Problem: Retype each entry below, keeping every character the same.

Information supplied:
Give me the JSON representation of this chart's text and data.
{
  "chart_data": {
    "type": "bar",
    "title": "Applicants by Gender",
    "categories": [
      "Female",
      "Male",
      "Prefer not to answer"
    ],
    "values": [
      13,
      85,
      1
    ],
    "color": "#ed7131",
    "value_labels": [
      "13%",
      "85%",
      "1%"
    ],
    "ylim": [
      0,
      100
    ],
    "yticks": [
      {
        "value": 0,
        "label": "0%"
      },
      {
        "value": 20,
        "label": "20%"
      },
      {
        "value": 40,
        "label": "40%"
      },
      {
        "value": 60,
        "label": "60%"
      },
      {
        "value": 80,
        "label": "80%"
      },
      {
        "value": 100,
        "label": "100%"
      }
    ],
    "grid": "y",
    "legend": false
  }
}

Written response:
Give me the JSON representation of this chart's text and data.
{
  "chart_data": {
    "type": "bar",
    "title": "Applicants by Gender",
    "categories": [
      "Female",
      "Male",
      "Prefer not to answer"
    ],
    "values": [
      13,
      85,
      1
    ],
    "color": "#ed7131",
    "value_labels": [
      "13%",
      "85%",
      "1%"
    ],
    "ylim": [
      0,
      100
    ],
    "yticks": [
      {
        "value": 0,
        "label": "0%"
      },
      {
        "value": 20,
        "label": "20%"
      },
      {
        "value": 40,
        "label": "40%"
      },
      {
        "value": 60,
        "label": "60%"
      },
      {
        "value": 80,
        "label": "80%"
      },
      {
        "value": 100,
        "label": "100%"
      }
    ],
    "grid": "y",
    "legend": false
  }
}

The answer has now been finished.